Collection entries:

· · ·

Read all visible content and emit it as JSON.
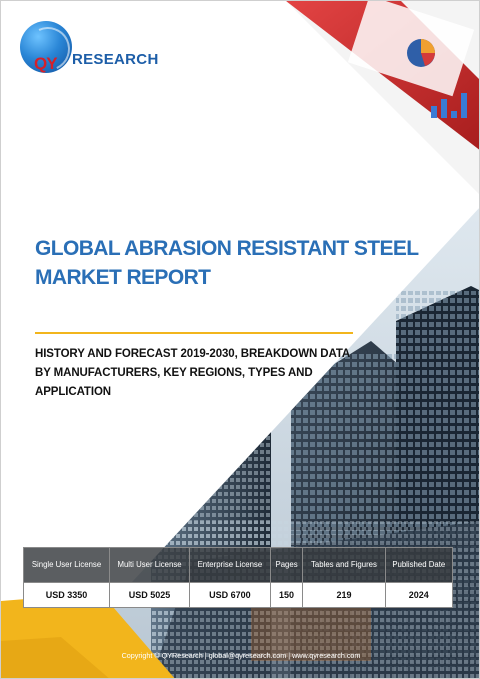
{
  "logo": {
    "mark": "QY",
    "name": "RESEARCH"
  },
  "report": {
    "title": "GLOBAL ABRASION RESISTANT STEEL MARKET REPORT",
    "subtitle": "HISTORY AND FORECAST 2019-2030, BREAKDOWN DATA BY MANUFACTURERS, KEY REGIONS, TYPES AND APPLICATION"
  },
  "table": {
    "headers": [
      "Single User License",
      "Multi User License",
      "Enterprise License",
      "Pages",
      "Tables and Figures",
      "Published Date"
    ],
    "values": [
      "USD 3350",
      "USD 5025",
      "USD 6700",
      "150",
      "219",
      "2024"
    ]
  },
  "footer": {
    "text": "Copyright © QYResearch | global@qyresearch.com | www.qyresearch.com"
  },
  "colors": {
    "title": "#2a6fb6",
    "accent_yellow": "#f2b51c",
    "accent_red": "#d4202a",
    "logo_blue": "#1d5ea8"
  },
  "icons": [
    "globe-logo-icon"
  ]
}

· · ·

What to produce: Your task is to repeat the data above exactly while excluding the pictures.

Completed task:
Read all visible content and emit it as JSON.
{
  "logo": {
    "mark": "QY",
    "name": "RESEARCH"
  },
  "report": {
    "title": "GLOBAL ABRASION RESISTANT STEEL MARKET REPORT",
    "subtitle": "HISTORY AND FORECAST 2019-2030, BREAKDOWN DATA BY MANUFACTURERS, KEY REGIONS, TYPES AND APPLICATION"
  },
  "table": {
    "headers": [
      "Single User License",
      "Multi User License",
      "Enterprise License",
      "Pages",
      "Tables and Figures",
      "Published Date"
    ],
    "values": [
      "USD 3350",
      "USD 5025",
      "USD 6700",
      "150",
      "219",
      "2024"
    ]
  },
  "footer": {
    "text": "Copyright © QYResearch | global@qyresearch.com | www.qyresearch.com"
  },
  "colors": {
    "title": "#2a6fb6",
    "accent_yellow": "#f2b51c",
    "accent_red": "#d4202a",
    "logo_blue": "#1d5ea8"
  },
  "icons": [
    "globe-logo-icon"
  ]
}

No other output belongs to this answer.